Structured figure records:

--

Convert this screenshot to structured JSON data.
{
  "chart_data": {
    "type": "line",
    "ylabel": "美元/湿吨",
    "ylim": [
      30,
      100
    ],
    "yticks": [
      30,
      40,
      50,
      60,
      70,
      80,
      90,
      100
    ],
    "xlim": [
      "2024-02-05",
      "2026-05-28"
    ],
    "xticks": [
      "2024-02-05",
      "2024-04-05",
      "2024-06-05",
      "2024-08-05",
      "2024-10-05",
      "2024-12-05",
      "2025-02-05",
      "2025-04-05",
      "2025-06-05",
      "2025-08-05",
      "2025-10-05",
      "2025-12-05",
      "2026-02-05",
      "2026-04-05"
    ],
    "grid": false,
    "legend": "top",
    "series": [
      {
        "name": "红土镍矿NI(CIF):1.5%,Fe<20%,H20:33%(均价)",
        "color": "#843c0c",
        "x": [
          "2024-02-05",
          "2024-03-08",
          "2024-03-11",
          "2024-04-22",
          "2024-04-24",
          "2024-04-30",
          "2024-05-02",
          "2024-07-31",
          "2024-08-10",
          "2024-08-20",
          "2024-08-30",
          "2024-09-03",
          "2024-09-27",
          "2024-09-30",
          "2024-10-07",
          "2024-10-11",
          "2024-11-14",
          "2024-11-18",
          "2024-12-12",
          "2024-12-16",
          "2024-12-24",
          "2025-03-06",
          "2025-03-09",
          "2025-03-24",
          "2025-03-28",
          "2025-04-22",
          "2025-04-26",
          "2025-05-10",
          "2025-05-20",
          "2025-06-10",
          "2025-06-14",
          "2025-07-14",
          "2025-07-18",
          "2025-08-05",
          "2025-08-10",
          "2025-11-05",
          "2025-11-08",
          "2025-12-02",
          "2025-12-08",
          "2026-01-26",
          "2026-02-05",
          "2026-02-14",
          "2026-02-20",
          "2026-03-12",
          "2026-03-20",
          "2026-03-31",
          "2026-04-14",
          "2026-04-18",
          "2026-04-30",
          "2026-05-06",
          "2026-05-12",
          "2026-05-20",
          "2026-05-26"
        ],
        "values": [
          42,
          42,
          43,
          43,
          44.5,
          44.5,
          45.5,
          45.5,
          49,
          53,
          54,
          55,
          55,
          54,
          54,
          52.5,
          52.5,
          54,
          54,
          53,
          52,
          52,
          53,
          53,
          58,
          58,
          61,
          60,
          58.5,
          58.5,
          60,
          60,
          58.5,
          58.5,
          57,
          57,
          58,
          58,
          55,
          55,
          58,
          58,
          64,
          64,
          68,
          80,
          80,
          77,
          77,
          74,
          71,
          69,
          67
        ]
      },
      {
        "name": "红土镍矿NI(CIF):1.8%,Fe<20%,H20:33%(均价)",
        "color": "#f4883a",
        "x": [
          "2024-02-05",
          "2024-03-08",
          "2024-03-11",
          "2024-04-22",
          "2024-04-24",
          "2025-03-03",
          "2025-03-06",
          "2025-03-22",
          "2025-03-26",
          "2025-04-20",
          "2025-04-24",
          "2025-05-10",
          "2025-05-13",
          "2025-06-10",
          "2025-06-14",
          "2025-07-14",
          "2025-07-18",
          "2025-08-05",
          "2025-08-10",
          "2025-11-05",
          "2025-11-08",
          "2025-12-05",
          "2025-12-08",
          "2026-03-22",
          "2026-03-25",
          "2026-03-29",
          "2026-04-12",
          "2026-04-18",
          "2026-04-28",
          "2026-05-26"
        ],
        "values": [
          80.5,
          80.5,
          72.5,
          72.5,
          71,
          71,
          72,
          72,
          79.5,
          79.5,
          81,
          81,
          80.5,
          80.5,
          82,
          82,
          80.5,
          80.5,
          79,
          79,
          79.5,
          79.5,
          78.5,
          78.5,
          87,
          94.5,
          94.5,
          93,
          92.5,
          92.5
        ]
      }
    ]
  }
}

--

• [Set problem]:
Collect each line of the entries that has the word "name", copying it in full.

• [Result of this exercise]:
        "name": "红土镍矿NI(CIF):1.5%,Fe<20%,H20:33%(均价)",
        "name": "红土镍矿NI(CIF):1.8%,Fe<20%,H20:33%(均价)",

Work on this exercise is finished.